▶ [Work required] Write out every entry word for word.

-------- Given data

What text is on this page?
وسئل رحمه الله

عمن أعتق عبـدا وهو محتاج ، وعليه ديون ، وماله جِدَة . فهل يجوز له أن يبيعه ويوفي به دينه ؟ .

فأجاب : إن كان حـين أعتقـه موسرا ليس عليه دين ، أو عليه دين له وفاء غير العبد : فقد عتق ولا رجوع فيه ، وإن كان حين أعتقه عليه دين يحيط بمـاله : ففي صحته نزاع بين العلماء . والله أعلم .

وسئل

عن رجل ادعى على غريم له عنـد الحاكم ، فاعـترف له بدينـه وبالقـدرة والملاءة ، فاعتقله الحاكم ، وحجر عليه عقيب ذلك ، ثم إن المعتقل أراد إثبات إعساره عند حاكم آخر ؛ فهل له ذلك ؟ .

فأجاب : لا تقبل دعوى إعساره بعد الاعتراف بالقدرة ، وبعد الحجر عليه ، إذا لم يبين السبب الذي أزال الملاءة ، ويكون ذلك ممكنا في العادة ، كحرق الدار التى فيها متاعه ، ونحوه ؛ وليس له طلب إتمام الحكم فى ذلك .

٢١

----------------

▶ [Result]
What text is on this page?
وسئل رحمه الله

عمن أعتق عبـدا وهو محتاج ، وعليه ديون ، وماله جِدَة . فهل يجوز له أن يبيعه ويوفي به دينه ؟ .

فأجاب : إن كان حـين أعتقـه موسرا ليس عليه دين ، أو عليه دين له وفاء غير العبد : فقد عتق ولا رجوع فيه ، وإن كان حين أعتقه عليه دين يحيط بمـاله : ففي صحته نزاع بين العلماء . والله أعلم .

وسئل

عن رجل ادعى على غريم له عنـد الحاكم ، فاعـترف له بدينـه وبالقـدرة والملاءة ، فاعتقله الحاكم ، وحجر عليه عقيب ذلك ، ثم إن المعتقل أراد إثبات إعساره عند حاكم آخر ؛ فهل له ذلك ؟ .

فأجاب : لا تقبل دعوى إعساره بعد الاعتراف بالقدرة ، وبعد الحجر عليه ، إذا لم يبين السبب الذي أزال الملاءة ، ويكون ذلك ممكنا في العادة ، كحرق الدار التى فيها متاعه ، ونحوه ؛ وليس له طلب إتمام الحكم فى ذلك .

٢١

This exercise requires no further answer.